INPUT DATA start

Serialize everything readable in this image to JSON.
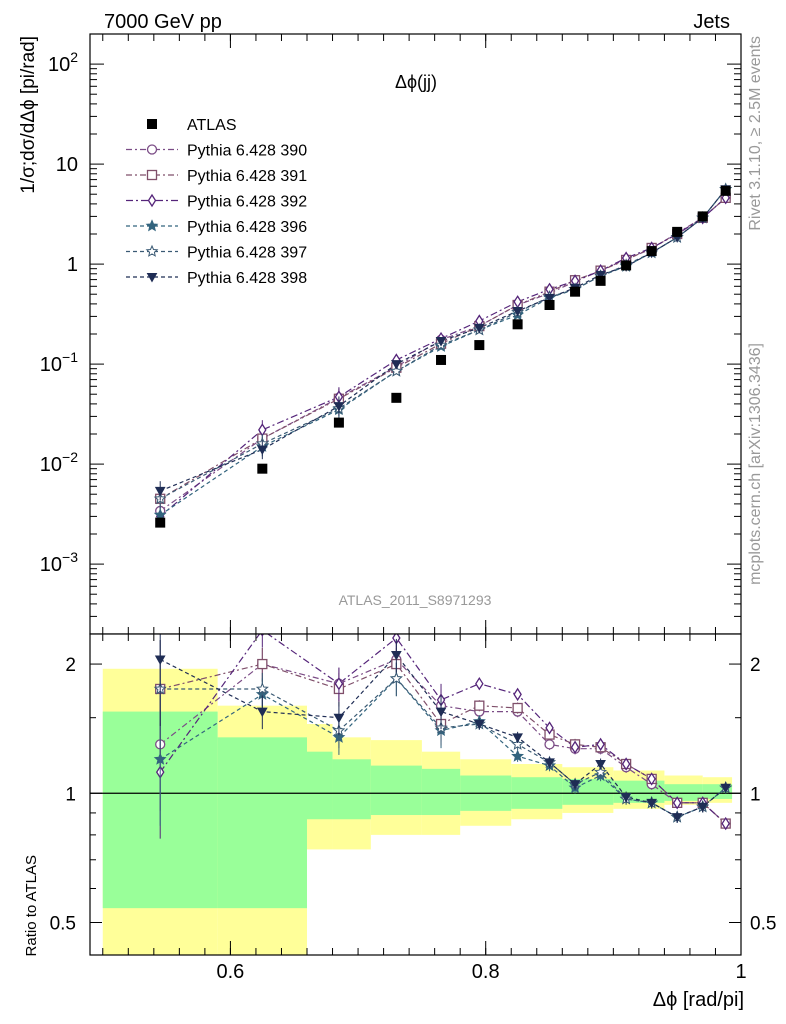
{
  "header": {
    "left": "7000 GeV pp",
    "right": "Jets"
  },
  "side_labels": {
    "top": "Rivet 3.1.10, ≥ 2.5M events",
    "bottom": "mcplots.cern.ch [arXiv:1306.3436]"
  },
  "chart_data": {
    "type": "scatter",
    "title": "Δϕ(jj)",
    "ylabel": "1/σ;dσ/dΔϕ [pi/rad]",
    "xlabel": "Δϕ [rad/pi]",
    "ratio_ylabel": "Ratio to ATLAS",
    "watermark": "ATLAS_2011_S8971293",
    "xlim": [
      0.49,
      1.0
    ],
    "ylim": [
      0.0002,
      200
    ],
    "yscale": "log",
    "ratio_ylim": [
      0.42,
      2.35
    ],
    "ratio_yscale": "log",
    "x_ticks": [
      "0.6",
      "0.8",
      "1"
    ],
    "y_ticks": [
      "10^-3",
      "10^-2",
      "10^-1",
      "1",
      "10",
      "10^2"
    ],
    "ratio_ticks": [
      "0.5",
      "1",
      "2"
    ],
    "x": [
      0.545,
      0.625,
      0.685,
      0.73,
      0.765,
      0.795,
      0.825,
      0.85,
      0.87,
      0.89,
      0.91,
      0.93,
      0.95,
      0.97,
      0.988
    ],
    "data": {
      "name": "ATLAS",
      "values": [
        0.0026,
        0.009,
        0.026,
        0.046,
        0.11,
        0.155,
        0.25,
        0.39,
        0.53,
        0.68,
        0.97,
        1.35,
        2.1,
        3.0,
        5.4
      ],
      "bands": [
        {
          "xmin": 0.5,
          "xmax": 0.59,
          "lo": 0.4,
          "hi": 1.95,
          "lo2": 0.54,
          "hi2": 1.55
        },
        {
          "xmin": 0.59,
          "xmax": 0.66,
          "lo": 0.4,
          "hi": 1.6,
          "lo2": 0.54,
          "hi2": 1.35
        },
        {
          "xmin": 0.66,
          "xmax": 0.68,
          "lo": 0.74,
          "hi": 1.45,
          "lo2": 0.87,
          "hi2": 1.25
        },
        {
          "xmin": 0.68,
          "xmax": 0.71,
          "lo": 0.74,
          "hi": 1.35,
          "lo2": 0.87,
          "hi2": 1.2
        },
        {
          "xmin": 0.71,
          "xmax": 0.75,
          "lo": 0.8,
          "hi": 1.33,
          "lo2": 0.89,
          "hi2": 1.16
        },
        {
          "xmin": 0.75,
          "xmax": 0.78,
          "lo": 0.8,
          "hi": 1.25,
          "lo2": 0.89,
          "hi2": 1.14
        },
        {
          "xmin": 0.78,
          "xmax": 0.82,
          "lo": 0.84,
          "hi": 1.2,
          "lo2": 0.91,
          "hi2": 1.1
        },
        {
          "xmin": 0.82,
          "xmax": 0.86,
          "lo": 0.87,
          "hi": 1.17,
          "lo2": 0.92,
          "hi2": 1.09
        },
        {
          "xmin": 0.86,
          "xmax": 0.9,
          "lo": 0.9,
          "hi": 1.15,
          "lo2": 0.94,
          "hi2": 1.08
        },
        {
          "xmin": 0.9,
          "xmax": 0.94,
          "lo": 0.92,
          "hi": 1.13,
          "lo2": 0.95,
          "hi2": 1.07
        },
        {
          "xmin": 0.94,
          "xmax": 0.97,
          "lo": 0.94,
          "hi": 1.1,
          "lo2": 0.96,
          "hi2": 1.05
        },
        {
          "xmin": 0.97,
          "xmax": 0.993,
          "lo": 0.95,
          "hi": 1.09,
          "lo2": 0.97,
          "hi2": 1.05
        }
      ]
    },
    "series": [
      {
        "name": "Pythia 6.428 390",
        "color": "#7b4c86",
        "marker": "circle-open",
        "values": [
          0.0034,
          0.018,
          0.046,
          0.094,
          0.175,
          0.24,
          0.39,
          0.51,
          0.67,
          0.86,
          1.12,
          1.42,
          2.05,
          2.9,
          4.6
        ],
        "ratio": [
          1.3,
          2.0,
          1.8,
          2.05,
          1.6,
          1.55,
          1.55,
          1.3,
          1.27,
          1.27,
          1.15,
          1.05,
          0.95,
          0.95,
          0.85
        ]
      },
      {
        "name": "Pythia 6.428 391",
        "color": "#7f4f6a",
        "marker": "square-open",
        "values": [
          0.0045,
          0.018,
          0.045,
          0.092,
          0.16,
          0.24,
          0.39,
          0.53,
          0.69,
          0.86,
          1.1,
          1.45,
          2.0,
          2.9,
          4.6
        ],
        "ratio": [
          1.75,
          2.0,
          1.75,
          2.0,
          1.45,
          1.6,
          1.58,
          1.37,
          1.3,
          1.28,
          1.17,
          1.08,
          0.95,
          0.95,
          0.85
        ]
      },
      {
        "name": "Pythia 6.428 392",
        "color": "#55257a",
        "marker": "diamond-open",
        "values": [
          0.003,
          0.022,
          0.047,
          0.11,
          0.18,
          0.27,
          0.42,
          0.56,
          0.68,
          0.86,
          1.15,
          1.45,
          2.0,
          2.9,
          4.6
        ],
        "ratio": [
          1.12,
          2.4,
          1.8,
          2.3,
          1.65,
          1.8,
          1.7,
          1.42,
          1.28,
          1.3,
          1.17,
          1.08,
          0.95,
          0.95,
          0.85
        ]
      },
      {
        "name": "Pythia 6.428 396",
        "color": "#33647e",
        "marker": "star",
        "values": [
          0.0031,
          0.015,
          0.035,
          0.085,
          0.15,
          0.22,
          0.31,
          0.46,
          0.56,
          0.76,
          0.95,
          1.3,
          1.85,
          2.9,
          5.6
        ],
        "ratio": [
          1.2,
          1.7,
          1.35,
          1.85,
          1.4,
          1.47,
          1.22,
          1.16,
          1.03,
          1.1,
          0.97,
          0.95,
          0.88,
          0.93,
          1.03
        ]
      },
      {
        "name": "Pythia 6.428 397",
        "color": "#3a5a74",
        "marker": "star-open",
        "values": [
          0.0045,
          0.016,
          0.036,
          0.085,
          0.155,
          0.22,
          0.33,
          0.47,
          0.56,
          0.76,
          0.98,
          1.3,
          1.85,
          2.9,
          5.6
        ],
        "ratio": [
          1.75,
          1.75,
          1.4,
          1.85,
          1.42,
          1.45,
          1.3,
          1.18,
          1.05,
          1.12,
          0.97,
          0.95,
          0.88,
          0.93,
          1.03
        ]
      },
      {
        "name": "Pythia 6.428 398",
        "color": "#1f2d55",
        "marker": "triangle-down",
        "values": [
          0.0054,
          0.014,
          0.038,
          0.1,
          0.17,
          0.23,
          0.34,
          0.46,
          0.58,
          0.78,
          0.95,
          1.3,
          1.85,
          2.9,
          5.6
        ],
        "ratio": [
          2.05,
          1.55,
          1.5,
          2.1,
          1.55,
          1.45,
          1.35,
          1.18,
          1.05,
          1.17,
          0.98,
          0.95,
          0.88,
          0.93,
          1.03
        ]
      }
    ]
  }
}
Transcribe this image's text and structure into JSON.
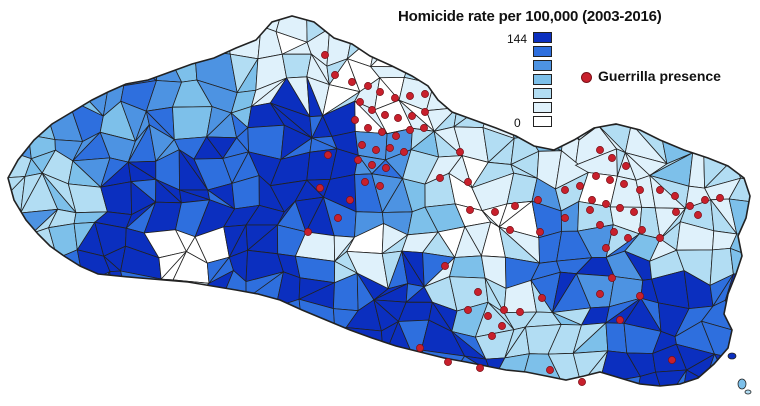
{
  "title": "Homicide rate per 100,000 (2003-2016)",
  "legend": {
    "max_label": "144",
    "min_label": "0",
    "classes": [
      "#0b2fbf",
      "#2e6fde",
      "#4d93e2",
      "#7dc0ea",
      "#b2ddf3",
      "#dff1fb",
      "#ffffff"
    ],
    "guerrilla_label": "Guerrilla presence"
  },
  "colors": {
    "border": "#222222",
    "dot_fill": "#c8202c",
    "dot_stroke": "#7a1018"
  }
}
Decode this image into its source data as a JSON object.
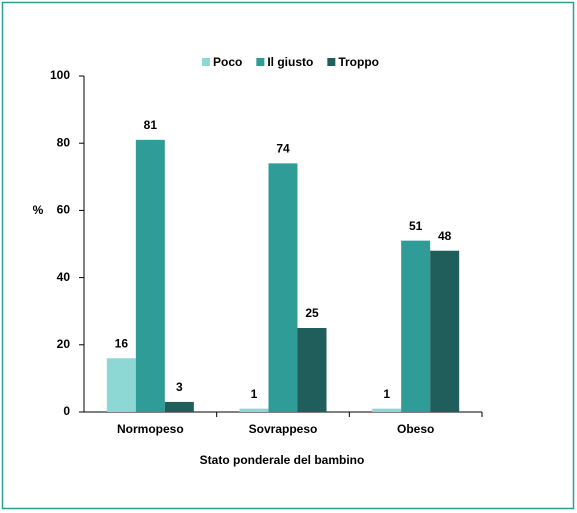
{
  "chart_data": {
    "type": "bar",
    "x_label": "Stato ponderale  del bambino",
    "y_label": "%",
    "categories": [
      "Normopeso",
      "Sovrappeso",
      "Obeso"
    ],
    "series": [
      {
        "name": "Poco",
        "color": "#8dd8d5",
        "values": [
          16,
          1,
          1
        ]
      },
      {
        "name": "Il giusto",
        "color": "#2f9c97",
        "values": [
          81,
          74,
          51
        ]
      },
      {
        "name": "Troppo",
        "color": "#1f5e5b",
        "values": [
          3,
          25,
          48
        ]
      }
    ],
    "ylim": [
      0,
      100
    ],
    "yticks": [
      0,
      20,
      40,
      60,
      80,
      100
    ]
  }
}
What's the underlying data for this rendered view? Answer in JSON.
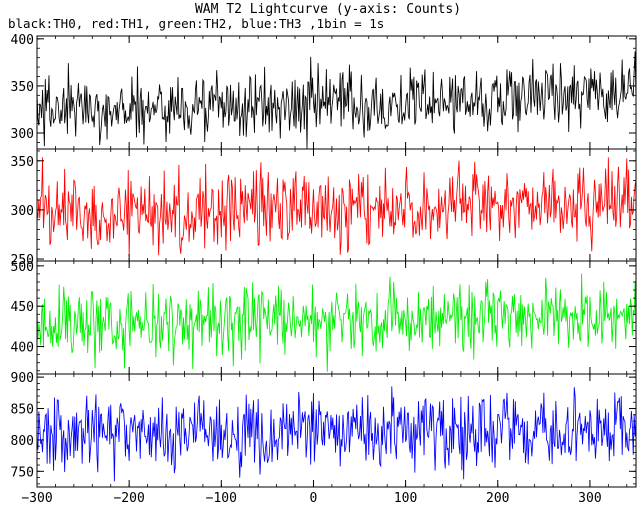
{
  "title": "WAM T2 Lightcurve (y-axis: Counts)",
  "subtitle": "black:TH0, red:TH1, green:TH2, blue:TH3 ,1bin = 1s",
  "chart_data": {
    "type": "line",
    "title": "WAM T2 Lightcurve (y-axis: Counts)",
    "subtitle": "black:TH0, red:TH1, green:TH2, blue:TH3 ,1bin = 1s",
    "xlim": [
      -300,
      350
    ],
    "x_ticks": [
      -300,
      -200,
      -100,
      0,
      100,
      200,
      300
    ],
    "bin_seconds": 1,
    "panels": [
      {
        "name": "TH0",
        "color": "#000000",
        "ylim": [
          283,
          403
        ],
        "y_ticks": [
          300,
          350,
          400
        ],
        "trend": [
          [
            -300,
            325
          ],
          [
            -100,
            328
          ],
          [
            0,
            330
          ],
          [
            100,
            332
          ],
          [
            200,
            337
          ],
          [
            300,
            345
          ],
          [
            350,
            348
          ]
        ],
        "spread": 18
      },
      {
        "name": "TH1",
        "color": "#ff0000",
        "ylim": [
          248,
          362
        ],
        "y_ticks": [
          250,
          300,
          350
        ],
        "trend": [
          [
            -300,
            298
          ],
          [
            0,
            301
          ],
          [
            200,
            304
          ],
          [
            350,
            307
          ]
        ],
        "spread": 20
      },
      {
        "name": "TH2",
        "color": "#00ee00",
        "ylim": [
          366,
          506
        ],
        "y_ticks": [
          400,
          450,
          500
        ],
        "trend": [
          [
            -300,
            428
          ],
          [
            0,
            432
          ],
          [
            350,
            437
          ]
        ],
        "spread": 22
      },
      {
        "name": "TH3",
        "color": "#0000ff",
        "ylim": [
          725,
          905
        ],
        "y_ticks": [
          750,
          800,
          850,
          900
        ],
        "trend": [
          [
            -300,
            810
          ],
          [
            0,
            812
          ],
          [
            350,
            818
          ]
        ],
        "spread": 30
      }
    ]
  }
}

INPUT DATA end

Wherever the string "spread" appears in the entries above, list that line.

=== TASK ANSWER ===
        "spread": 18
        "spread": 20
        "spread": 22
        "spread": 30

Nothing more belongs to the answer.